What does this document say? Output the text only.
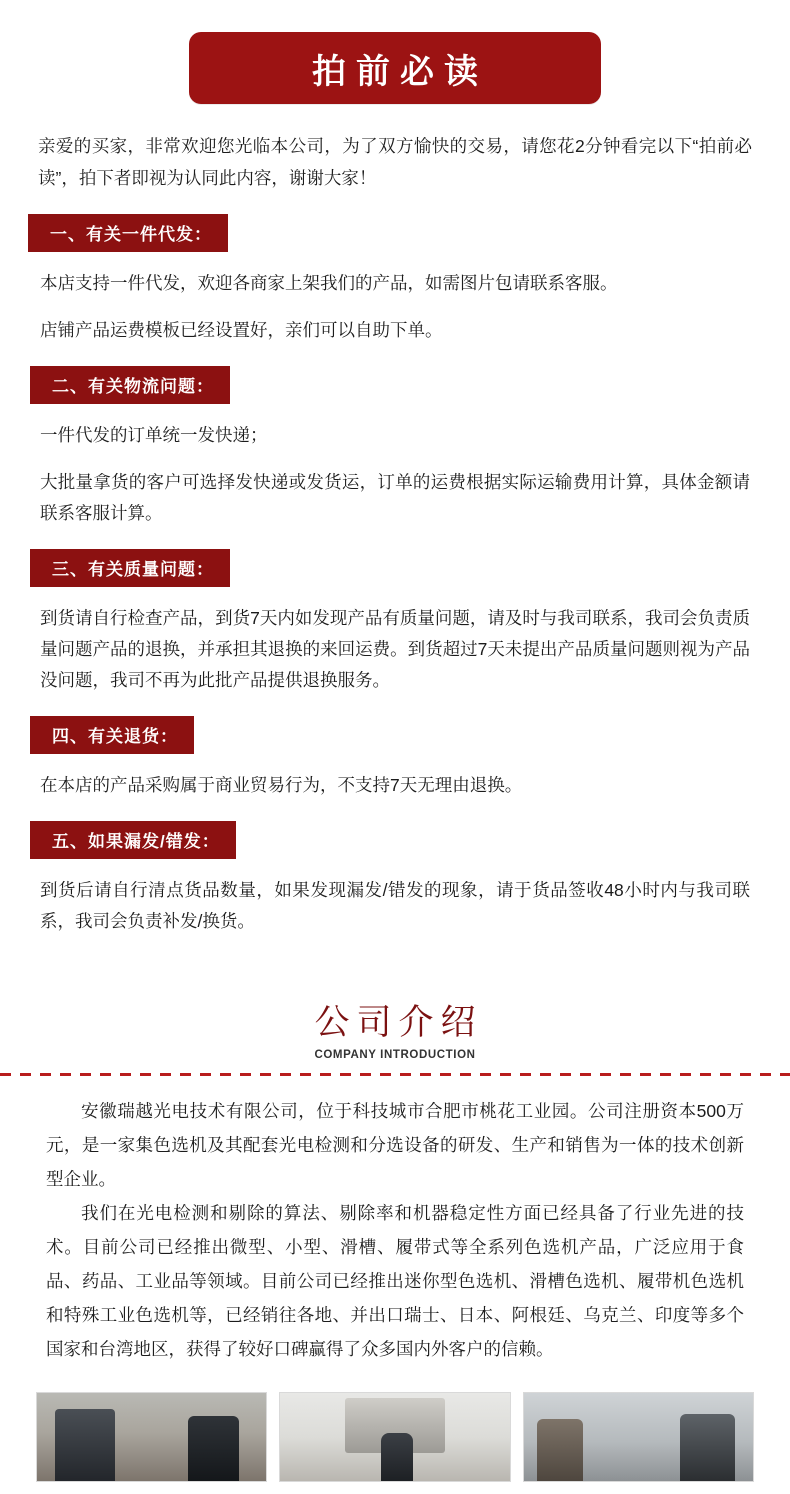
拍前必读
亲爱的买家，非常欢迎您光临本公司，为了双方愉快的交易，请您花2分钟看完以下“拍前必读”，拍下者即视为认同此内容，谢谢大家！
一、有关一件代发：
本店支持一件代发，欢迎各商家上架我们的产品，如需图片包请联系客服。
店铺产品运费模板已经设置好，亲们可以自助下单。
二、有关物流问题：
一件代发的订单统一发快递；
大批量拿货的客户可选择发快递或发货运，订单的运费根据实际运输费用计算，具体金额请联系客服计算。
三、有关质量问题：
到货请自行检查产品，到货7天内如发现产品有质量问题，请及时与我司联系，我司会负责质量问题产品的退换，并承担其退换的来回运费。到货超过7天未提出产品质量问题则视为产品没问题，我司不再为此批产品提供退换服务。
四、有关退货：
在本店的产品采购属于商业贸易行为，不支持7天无理由退换。
五、如果漏发/错发：
到货后请自行清点货品数量，如果发现漏发/错发的现象，请于货品签收48小时内与我司联系，我司会负责补发/换货。
公司介绍
COMPANY INTRODUCTION

安徽瑞越光电技术有限公司，位于科技城市合肥市桃花工业园。公司注册资本500万元，是一家集色选机及其配套光电检测和分选设备的研发、生产和销售为一体的技术创新型企业。

我们在光电检测和剔除的算法、剔除率和机器稳定性方面已经具备了行业先进的技术。目前公司已经推出微型、小型、滑槽、履带式等全系列色选机产品，广泛应用于食品、药品、工业品等领域。目前公司已经推出迷你型色选机、滑槽色选机、履带机色选机和特殊工业色选机等，已经销往各地、并出口瑞士、日本、阿根廷、乌克兰、印度等多个国家和台湾地区，获得了较好口碑赢得了众多国内外客户的信赖。
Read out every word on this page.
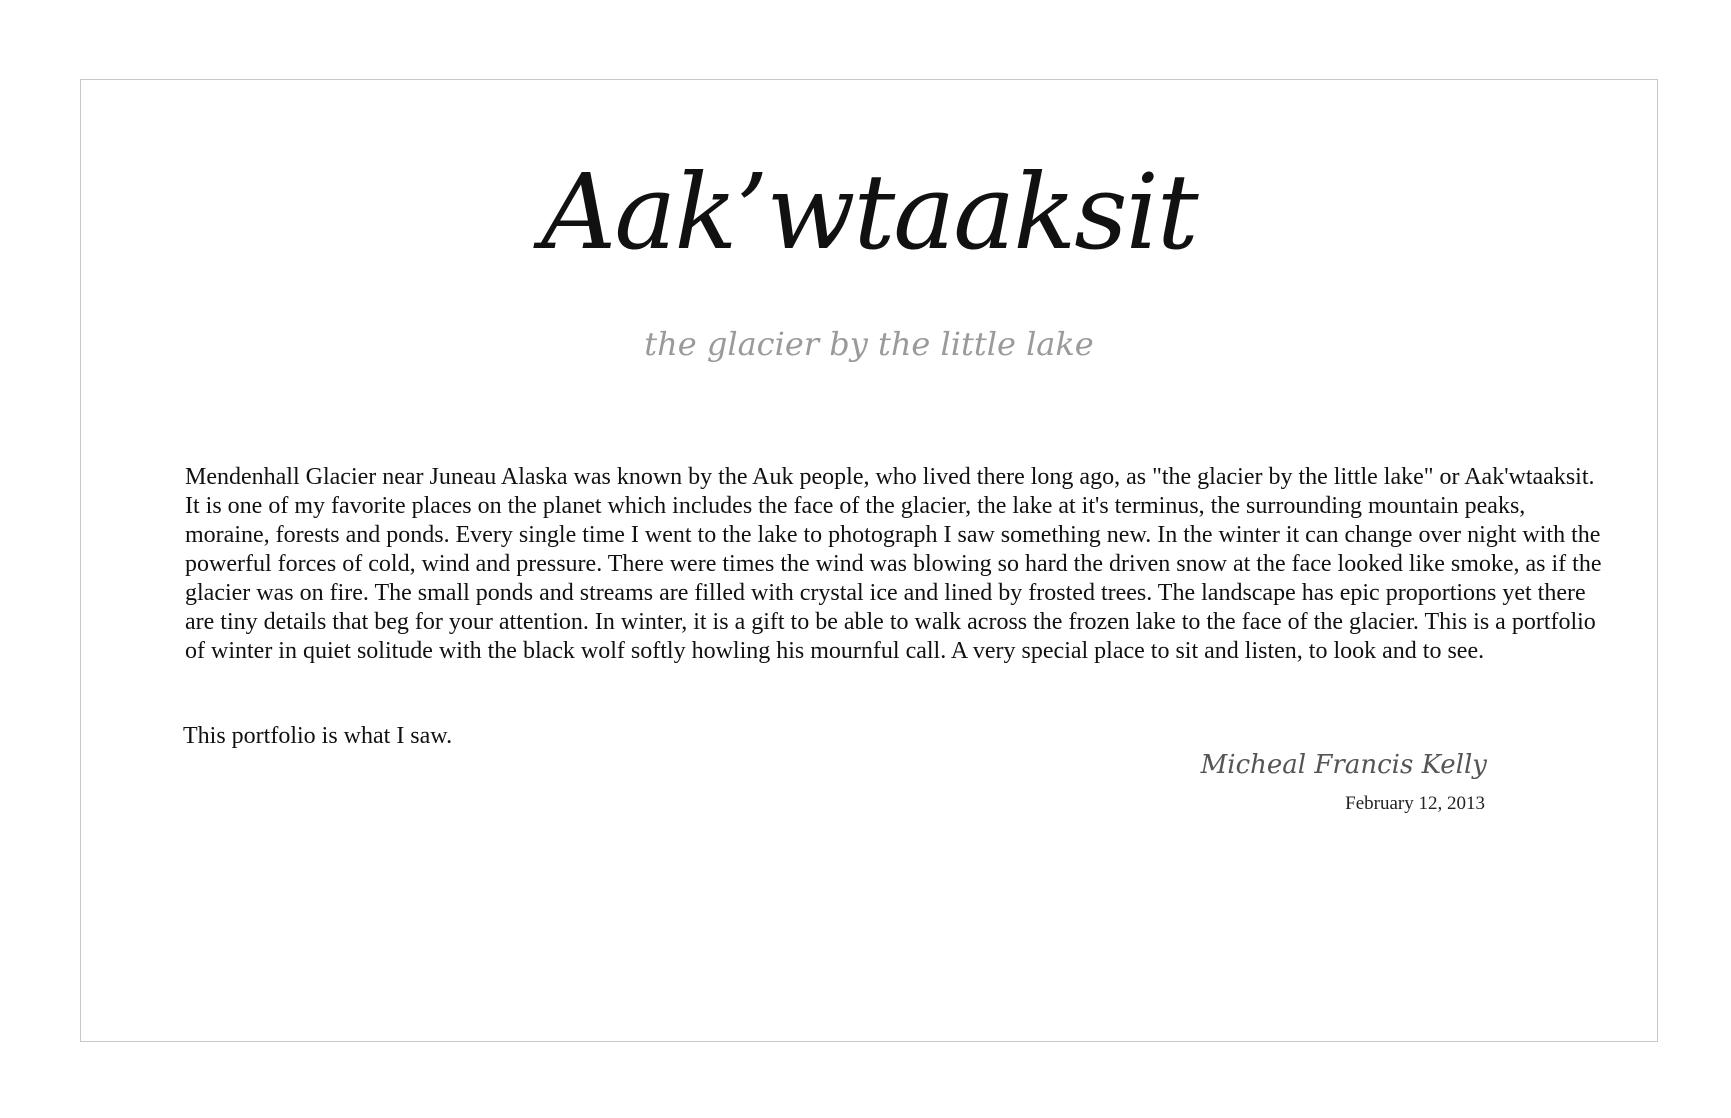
Aak’wtaaksit
the glacier by the little lake

Mendenhall Glacier near Juneau Alaska was known by the Auk people, who lived there long ago, as "the glacier by the little lake" or Aak'wtaaksit. It is one of my favorite places on the planet which includes the face of the glacier, the lake at it's terminus, the surrounding mountain peaks, moraine, forests and ponds. Every single time I went to the lake to photograph I saw something new. In the winter it can change over night with the powerful forces of cold, wind and pressure. There were times the wind was blowing so hard the driven snow at the face looked like smoke, as if the glacier was on fire. The small ponds and streams are filled with crystal ice and lined by frosted trees. The landscape has epic proportions yet there are tiny details that beg for your attention. In winter, it is a gift to be able to walk across the frozen lake to the face of the glacier. This is a portfolio of winter in quiet solitude with the black wolf softly howling his mournful call. A very special place to sit and listen, to look and to see.

This portfolio is what I saw.

Micheal Francis Kelly
February 12, 2013
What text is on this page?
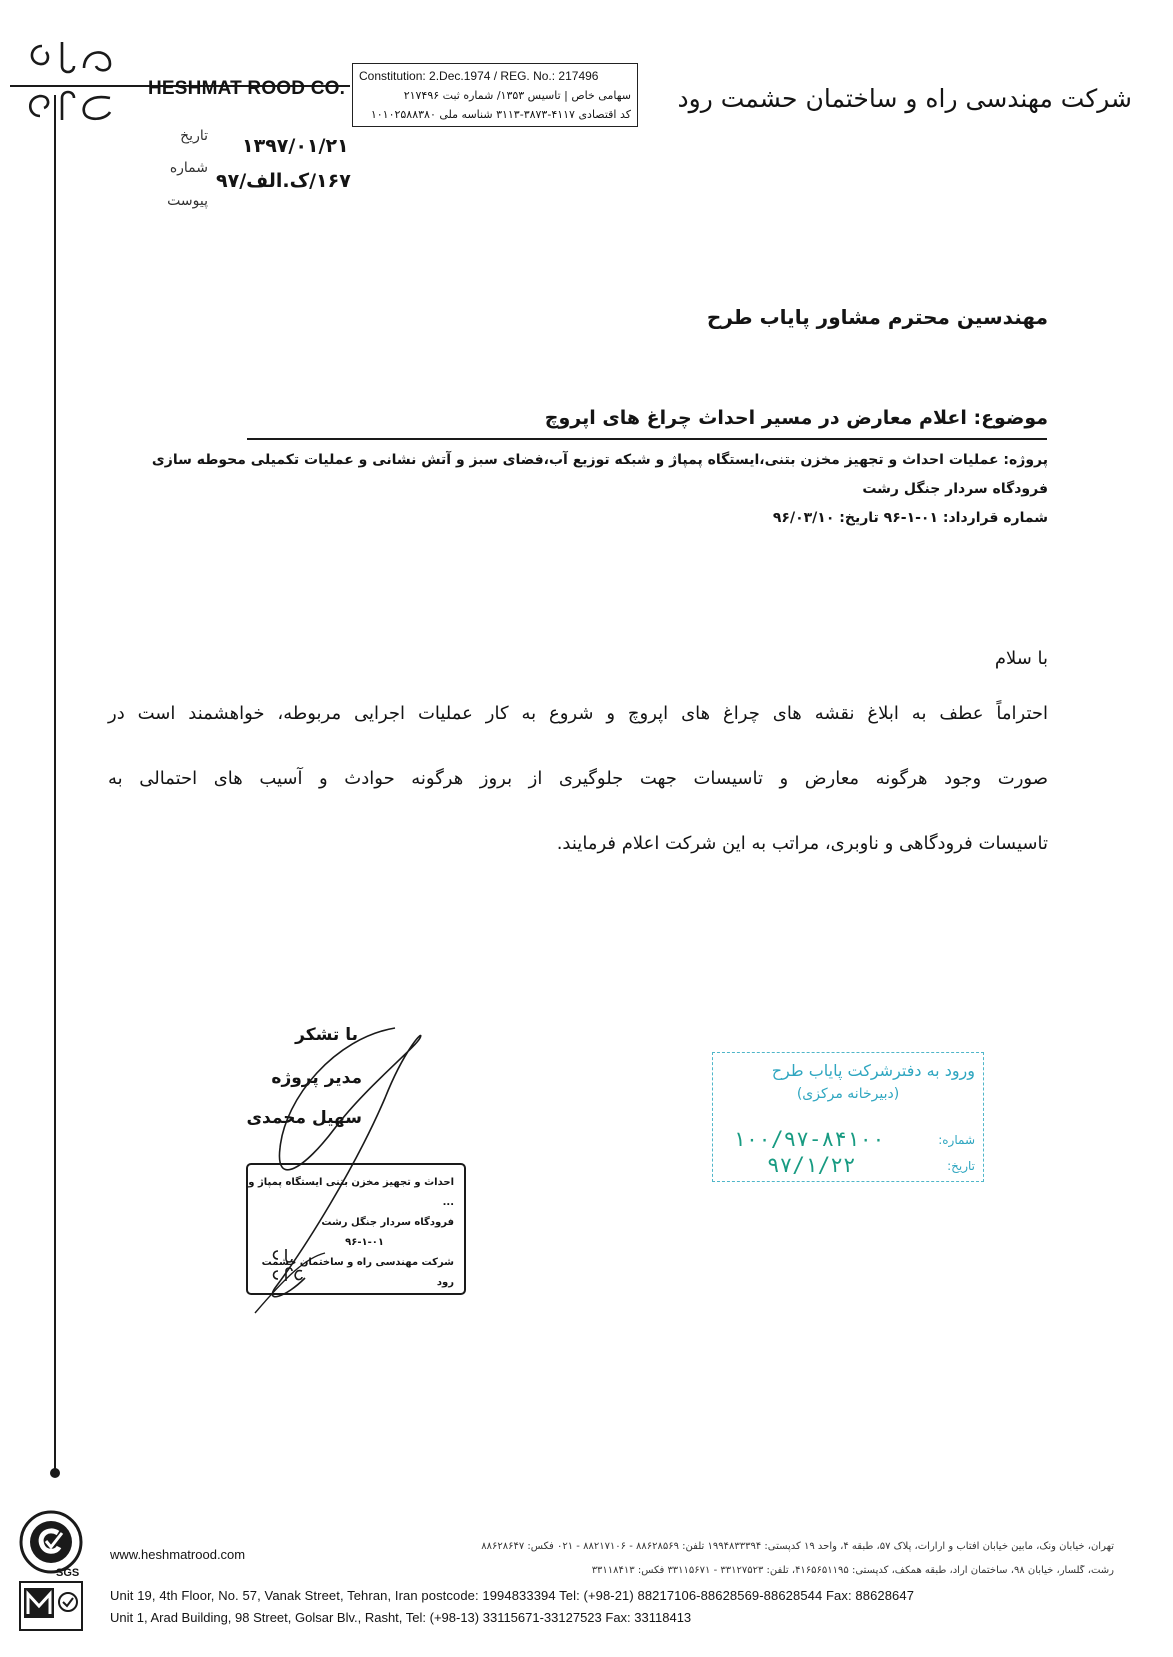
HESHMAT ROOD CO.
Constitution: 2.Dec.1974 / REG. No.: 217496
سهامی خاص | تاسیس ۱۳۵۳/ شماره ثبت ۲۱۷۴۹۶
کد اقتصادی ۴۱۱۷-۳۸۷۳-۳۱۱۳ شناسه ملی ۱۰۱۰۲۵۸۸۳۸۰
شرکت مهندسی راه و ساختمان حشمت رود
تاریخ ۱۳۹۷/۰۱/۲۱
شماره
۱۶۷/ک.الف/۹۷
پیوست
مهندسین محترم مشاور پایاب طرح
موضوع: اعلام معارض در مسیر احداث چراغ های اپروچ
پروژه: عملیات احداث و تجهیز مخزن بتنی،ایستگاه پمپاژ و شبکه توزیع آب،فضای سبز و آتش نشانی و عملیات تکمیلی محوطه سازی
فرودگاه سردار جنگل رشت
شماره قرارداد: ۰۱-۱-۹۶ تاریخ: ۹۶/۰۳/۱۰
با سلام
احتراماً عطف به ابلاغ نقشه های چراغ های اپروچ و شروع به کار عملیات اجرایی مربوطه، خواهشمند است در
صورت وجود هرگونه معارض و تاسیسات جهت جلوگیری از بروز هرگونه حوادث و آسیب های احتمالی به
تاسیسات فرودگاهی و ناوبری، مراتب به این شرکت اعلام فرمایند.
با تشکر
مدیر پروژه
سهیل محمدی
احداث و تجهیز مخزن بتنی ایستگاه پمپاژ و ...
فرودگاه سردار جنگل رشت
۹۶-۱-۰۱
شرکت مهندسی راه و ساختمان حشمت رود
ورود به دفترشرکت پایاب طرح
(دبیرخانه مرکزی)
شماره:
۱۰۰/۹۷-۸۴۱۰۰
تاریخ:
۹۷/۱/۲۲
SGS
www.heshmatrood.com
تهران، خیابان ونک، مابین خیابان آفتاب و ارارات، پلاک ۵۷، طبقه ۴، واحد ۱۹ کدپستی: ۱۹۹۴۸۳۳۳۹۴ تلفن: ۸۸۶۲۸۵۶۹ - ۸۸۲۱۷۱۰۶ - ۰۲۱ فکس: ۸۸۶۲۸۶۴۷
رشت، گلسار، خیابان ۹۸، ساختمان آراد، طبقه همکف، کدپستی: ۴۱۶۵۶۵۱۱۹۵، تلفن: ۳۳۱۲۷۵۲۳ - ۳۳۱۱۵۶۷۱ فکس: ۳۳۱۱۸۴۱۳
Unit 19, 4th Floor, No. 57, Vanak Street, Tehran, Iran postcode: 1994833394 Tel: (+98-21) 88217106-88628569-88628544 Fax: 88628647
Unit 1, Arad Building, 98 Street, Golsar Blv., Rasht, Tel: (+98-13) 33115671-33127523 Fax: 33118413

▬▬▬▬▬▬

| WHAT IS ASKED |
Find all lines with "Street" in them and copy each one.

| SOLUTION BELOW |
Unit 19, 4th Floor, No. 57, Vanak Street, Tehran, Iran postcode: 1994833394 Tel: (+98-21) 88217106-88628569-88628544 Fax: 88628647
Unit 1, Arad Building, 98 Street, Golsar Blv., Rasht, Tel: (+98-13) 33115671-33127523 Fax: 33118413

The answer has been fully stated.